━━━━━ Supplied data
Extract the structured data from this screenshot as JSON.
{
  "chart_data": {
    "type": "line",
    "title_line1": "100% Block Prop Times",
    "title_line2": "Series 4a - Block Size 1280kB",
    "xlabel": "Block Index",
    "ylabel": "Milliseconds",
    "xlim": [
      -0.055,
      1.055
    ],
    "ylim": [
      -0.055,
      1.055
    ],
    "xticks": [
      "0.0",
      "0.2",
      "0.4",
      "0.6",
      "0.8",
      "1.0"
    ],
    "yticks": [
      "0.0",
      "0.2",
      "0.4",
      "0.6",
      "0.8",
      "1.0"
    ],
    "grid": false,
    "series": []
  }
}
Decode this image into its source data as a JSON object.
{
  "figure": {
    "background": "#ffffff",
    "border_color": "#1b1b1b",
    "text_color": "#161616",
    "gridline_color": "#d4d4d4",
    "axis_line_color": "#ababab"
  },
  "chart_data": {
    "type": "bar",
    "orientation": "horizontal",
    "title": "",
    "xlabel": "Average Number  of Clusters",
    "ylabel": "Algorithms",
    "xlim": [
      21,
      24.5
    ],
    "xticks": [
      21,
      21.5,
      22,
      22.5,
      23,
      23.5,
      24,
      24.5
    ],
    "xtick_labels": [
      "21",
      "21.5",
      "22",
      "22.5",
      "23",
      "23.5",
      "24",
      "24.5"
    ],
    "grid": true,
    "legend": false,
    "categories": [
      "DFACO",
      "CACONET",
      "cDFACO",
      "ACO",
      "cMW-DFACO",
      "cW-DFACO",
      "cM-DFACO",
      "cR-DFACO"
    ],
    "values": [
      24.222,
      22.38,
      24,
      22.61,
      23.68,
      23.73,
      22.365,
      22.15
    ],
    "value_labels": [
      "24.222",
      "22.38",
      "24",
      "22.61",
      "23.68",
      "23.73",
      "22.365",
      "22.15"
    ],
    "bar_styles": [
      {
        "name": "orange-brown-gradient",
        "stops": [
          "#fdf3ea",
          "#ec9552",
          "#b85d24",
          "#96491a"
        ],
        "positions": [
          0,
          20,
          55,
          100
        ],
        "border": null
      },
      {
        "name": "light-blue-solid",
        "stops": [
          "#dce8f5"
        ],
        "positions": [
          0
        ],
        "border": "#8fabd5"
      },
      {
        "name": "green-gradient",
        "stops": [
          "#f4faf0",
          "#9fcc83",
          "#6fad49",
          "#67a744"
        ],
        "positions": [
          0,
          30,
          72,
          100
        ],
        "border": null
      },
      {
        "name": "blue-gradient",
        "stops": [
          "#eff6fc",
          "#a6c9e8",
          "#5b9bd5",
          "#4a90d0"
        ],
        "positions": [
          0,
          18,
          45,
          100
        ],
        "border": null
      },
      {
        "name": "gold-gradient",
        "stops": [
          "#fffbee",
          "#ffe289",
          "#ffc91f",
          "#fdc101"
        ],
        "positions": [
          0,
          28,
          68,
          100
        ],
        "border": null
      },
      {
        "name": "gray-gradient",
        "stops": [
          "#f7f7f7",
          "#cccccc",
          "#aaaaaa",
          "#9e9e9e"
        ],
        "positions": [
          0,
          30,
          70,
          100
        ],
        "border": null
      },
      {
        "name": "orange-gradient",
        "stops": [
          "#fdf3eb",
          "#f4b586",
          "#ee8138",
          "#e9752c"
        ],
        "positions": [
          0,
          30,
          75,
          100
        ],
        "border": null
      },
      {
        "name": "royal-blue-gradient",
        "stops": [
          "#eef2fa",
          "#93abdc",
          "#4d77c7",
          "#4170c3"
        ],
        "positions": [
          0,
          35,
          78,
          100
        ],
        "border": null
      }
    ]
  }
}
━━━━━━━━━━
Every line that holds the word "ylabel" counts once; state the total number of such lines and nothing else.

§ **Full output**: 2